▶ _Job_
Transcribe the records in full, keeping every character as it is.

Entries taken from a collection:
####
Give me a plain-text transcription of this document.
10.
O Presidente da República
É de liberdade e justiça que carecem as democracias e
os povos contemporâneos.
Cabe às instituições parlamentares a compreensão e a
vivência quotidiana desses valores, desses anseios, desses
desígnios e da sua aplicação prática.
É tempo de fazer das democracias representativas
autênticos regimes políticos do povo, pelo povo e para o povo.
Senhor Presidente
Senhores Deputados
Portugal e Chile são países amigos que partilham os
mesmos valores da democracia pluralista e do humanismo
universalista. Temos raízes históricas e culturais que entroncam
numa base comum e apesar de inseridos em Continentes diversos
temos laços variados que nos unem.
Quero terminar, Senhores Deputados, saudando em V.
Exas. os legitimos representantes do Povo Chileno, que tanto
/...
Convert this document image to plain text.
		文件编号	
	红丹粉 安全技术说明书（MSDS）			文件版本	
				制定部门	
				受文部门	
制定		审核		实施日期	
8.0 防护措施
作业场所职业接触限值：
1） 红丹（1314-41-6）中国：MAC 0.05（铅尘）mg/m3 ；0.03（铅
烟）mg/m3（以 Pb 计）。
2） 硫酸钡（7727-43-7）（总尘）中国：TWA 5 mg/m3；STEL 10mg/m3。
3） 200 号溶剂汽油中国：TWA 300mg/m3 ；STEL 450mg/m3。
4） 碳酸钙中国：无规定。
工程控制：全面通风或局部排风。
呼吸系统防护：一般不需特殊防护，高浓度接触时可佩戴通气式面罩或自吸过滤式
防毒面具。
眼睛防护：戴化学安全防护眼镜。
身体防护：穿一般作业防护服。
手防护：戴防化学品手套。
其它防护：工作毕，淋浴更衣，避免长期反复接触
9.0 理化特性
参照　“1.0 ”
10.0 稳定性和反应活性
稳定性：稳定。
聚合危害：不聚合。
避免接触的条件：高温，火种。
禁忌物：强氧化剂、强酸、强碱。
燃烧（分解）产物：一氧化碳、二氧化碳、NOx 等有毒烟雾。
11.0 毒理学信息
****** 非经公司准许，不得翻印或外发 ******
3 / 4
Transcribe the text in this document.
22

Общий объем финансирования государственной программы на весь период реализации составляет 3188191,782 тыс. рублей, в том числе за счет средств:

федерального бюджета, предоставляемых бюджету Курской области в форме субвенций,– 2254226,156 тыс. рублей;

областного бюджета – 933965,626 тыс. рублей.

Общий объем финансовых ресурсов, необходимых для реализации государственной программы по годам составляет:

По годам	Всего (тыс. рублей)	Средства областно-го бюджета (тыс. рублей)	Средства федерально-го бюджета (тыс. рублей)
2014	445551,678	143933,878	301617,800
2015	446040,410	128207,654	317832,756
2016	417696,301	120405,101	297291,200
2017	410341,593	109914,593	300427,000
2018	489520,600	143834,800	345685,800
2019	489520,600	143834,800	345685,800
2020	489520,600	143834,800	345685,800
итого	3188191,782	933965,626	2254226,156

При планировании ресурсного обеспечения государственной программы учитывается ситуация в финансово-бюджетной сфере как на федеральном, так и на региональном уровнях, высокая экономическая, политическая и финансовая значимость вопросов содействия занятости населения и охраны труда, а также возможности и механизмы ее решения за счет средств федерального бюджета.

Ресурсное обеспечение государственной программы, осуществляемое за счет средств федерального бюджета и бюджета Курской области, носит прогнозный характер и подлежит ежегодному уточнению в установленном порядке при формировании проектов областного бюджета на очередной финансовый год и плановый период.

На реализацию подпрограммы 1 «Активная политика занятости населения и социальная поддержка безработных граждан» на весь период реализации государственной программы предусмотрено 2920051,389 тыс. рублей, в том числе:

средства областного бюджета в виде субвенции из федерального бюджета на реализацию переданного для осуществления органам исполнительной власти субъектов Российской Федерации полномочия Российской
####
▶ _Solution below_
Give me a plain-text transcription of this document.
10.
O Presidente da República
É de liberdade e justiça que carecem as democracias e
os povos contemporâneos.
Cabe às instituições parlamentares a compreensão e a
vivência quotidiana desses valores, desses anseios, desses
desígnios e da sua aplicação prática.
É tempo de fazer das democracias representativas
autênticos regimes políticos do povo, pelo povo e para o povo.
Senhor Presidente
Senhores Deputados
Portugal e Chile são países amigos que partilham os
mesmos valores da democracia pluralista e do humanismo
universalista. Temos raízes históricas e culturais que entroncam
numa base comum e apesar de inseridos em Continentes diversos
temos laços variados que nos unem.
Quero terminar, Senhores Deputados, saudando em V.
Exas. os legitimos representantes do Povo Chileno, que tanto
/...
Convert this document image to plain text.
		文件编号	
	红丹粉 安全技术说明书（MSDS）			文件版本	
				制定部门	
				受文部门	
制定		审核		实施日期	
8.0 防护措施
作业场所职业接触限值：
1） 红丹（1314-41-6）中国：MAC 0.05（铅尘）mg/m3 ；0.03（铅
烟）mg/m3（以 Pb 计）。
2） 硫酸钡（7727-43-7）（总尘）中国：TWA 5 mg/m3；STEL 10mg/m3。
3） 200 号溶剂汽油中国：TWA 300mg/m3 ；STEL 450mg/m3。
4） 碳酸钙中国：无规定。
工程控制：全面通风或局部排风。
呼吸系统防护：一般不需特殊防护，高浓度接触时可佩戴通气式面罩或自吸过滤式
防毒面具。
眼睛防护：戴化学安全防护眼镜。
身体防护：穿一般作业防护服。
手防护：戴防化学品手套。
其它防护：工作毕，淋浴更衣，避免长期反复接触
9.0 理化特性
参照　“1.0 ”
10.0 稳定性和反应活性
稳定性：稳定。
聚合危害：不聚合。
避免接触的条件：高温，火种。
禁忌物：强氧化剂、强酸、强碱。
燃烧（分解）产物：一氧化碳、二氧化碳、NOx 等有毒烟雾。
11.0 毒理学信息
****** 非经公司准许，不得翻印或外发 ******
3 / 4
Transcribe the text in this document.
22

Общий объем финансирования государственной программы на весь период реализации составляет 3188191,782 тыс. рублей, в том числе за счет средств:

федерального бюджета, предоставляемых бюджету Курской области в форме субвенций,– 2254226,156 тыс. рублей;

областного бюджета – 933965,626 тыс. рублей.

Общий объем финансовых ресурсов, необходимых для реализации государственной программы по годам составляет:

По годам	Всего (тыс. рублей)	Средства областно-го бюджета (тыс. рублей)	Средства федерально-го бюджета (тыс. рублей)
2014	445551,678	143933,878	301617,800
2015	446040,410	128207,654	317832,756
2016	417696,301	120405,101	297291,200
2017	410341,593	109914,593	300427,000
2018	489520,600	143834,800	345685,800
2019	489520,600	143834,800	345685,800
2020	489520,600	143834,800	345685,800
итого	3188191,782	933965,626	2254226,156

При планировании ресурсного обеспечения государственной программы учитывается ситуация в финансово-бюджетной сфере как на федеральном, так и на региональном уровнях, высокая экономическая, политическая и финансовая значимость вопросов содействия занятости населения и охраны труда, а также возможности и механизмы ее решения за счет средств федерального бюджета.

Ресурсное обеспечение государственной программы, осуществляемое за счет средств федерального бюджета и бюджета Курской области, носит прогнозный характер и подлежит ежегодному уточнению в установленном порядке при формировании проектов областного бюджета на очередной финансовый год и плановый период.

На реализацию подпрограммы 1 «Активная политика занятости населения и социальная поддержка безработных граждан» на весь период реализации государственной программы предусмотрено 2920051,389 тыс. рублей, в том числе:

средства областного бюджета в виде субвенции из федерального бюджета на реализацию переданного для осуществления органам исполнительной власти субъектов Российской Федерации полномочия Российской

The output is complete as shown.